• [Required work]
Pictures do not belong in the copy; quote every entry below exactly.

** BEGIN Provided records **

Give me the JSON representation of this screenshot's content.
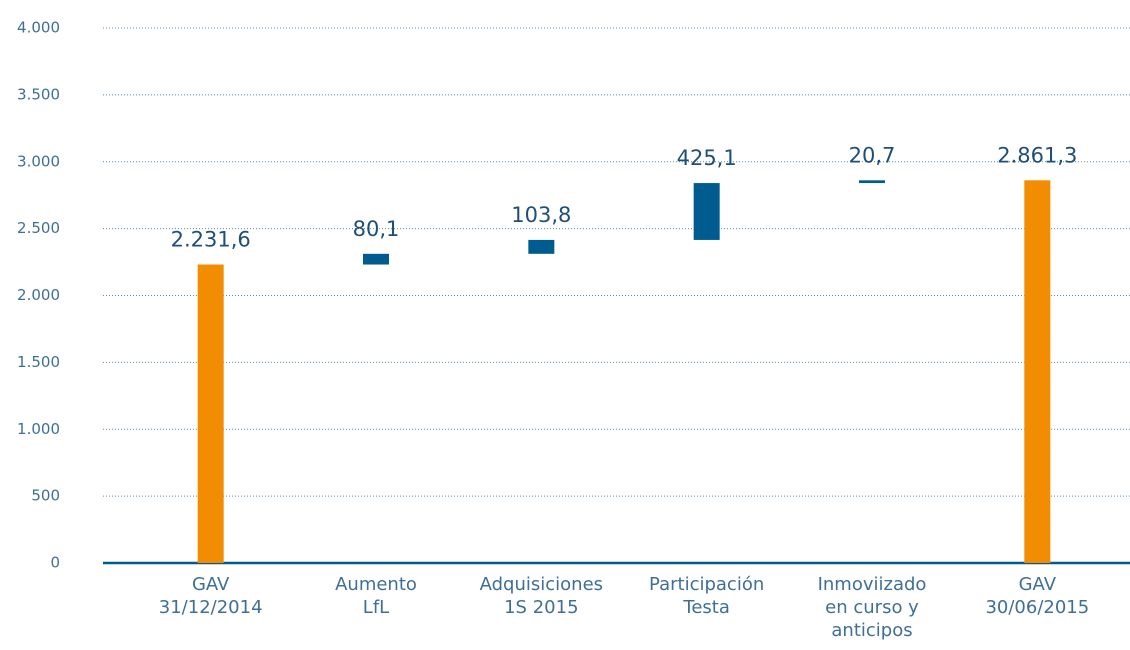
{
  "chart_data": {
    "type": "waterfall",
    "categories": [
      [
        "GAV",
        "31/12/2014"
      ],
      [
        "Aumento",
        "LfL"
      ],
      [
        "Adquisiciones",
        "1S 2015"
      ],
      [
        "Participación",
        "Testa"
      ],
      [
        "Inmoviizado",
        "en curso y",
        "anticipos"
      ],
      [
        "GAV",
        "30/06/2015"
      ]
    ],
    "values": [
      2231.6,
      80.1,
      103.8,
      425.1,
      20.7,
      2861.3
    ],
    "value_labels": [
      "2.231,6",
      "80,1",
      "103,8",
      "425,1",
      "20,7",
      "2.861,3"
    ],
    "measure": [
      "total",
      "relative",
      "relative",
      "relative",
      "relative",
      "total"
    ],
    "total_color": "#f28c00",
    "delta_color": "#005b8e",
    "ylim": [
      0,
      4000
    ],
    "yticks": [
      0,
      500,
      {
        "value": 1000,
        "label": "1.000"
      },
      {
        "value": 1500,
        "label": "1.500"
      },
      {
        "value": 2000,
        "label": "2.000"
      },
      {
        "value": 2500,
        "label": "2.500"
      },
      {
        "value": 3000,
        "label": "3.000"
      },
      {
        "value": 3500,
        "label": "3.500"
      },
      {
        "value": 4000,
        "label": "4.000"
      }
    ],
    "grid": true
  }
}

** END Provided records **

• [Result for this task]
Give me the JSON representation of this screenshot's content.
{
  "chart_data": {
    "type": "waterfall",
    "categories": [
      [
        "GAV",
        "31/12/2014"
      ],
      [
        "Aumento",
        "LfL"
      ],
      [
        "Adquisiciones",
        "1S 2015"
      ],
      [
        "Participación",
        "Testa"
      ],
      [
        "Inmoviizado",
        "en curso y",
        "anticipos"
      ],
      [
        "GAV",
        "30/06/2015"
      ]
    ],
    "values": [
      2231.6,
      80.1,
      103.8,
      425.1,
      20.7,
      2861.3
    ],
    "value_labels": [
      "2.231,6",
      "80,1",
      "103,8",
      "425,1",
      "20,7",
      "2.861,3"
    ],
    "measure": [
      "total",
      "relative",
      "relative",
      "relative",
      "relative",
      "total"
    ],
    "total_color": "#f28c00",
    "delta_color": "#005b8e",
    "ylim": [
      0,
      4000
    ],
    "yticks": [
      0,
      500,
      {
        "value": 1000,
        "label": "1.000"
      },
      {
        "value": 1500,
        "label": "1.500"
      },
      {
        "value": 2000,
        "label": "2.000"
      },
      {
        "value": 2500,
        "label": "2.500"
      },
      {
        "value": 3000,
        "label": "3.000"
      },
      {
        "value": 3500,
        "label": "3.500"
      },
      {
        "value": 4000,
        "label": "4.000"
      }
    ],
    "grid": true
  }
}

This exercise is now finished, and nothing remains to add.